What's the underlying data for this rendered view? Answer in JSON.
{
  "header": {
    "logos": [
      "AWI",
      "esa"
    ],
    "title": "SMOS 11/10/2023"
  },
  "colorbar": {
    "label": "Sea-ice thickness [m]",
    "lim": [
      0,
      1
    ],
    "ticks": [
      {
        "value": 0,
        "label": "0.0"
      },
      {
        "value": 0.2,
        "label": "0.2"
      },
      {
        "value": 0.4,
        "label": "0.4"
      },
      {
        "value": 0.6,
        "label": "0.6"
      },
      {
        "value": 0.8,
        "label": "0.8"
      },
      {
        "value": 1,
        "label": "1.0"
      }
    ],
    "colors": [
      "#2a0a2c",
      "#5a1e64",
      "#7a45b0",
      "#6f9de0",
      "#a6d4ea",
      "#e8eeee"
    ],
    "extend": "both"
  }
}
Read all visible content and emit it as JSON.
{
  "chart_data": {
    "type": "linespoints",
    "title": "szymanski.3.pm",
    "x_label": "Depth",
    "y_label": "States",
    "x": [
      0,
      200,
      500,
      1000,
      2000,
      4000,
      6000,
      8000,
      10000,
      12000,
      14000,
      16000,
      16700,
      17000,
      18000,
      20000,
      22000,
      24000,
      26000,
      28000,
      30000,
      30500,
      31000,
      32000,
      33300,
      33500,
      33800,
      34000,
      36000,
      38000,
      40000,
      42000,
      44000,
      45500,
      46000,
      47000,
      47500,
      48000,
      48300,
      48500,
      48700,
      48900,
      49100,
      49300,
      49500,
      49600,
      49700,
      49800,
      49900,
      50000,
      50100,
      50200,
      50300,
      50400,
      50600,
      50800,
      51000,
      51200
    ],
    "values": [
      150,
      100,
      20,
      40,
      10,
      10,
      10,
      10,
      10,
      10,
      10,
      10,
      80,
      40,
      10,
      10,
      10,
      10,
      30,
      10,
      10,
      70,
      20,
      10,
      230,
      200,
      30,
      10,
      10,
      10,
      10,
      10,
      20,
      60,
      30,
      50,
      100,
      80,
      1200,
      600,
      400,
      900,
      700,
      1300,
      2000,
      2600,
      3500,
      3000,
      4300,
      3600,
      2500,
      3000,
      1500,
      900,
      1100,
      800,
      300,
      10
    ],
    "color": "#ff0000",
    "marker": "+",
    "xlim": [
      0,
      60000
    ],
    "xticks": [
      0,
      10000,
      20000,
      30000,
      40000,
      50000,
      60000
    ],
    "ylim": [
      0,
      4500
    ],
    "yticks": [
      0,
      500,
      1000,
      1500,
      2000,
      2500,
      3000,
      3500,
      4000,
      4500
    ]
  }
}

------------------------------------------------

### Short task
Look for "title" and pull out every line that has it.

### In response
    "title": "SMOS 11/10/2023"
    "title": "szymanski.3.pm",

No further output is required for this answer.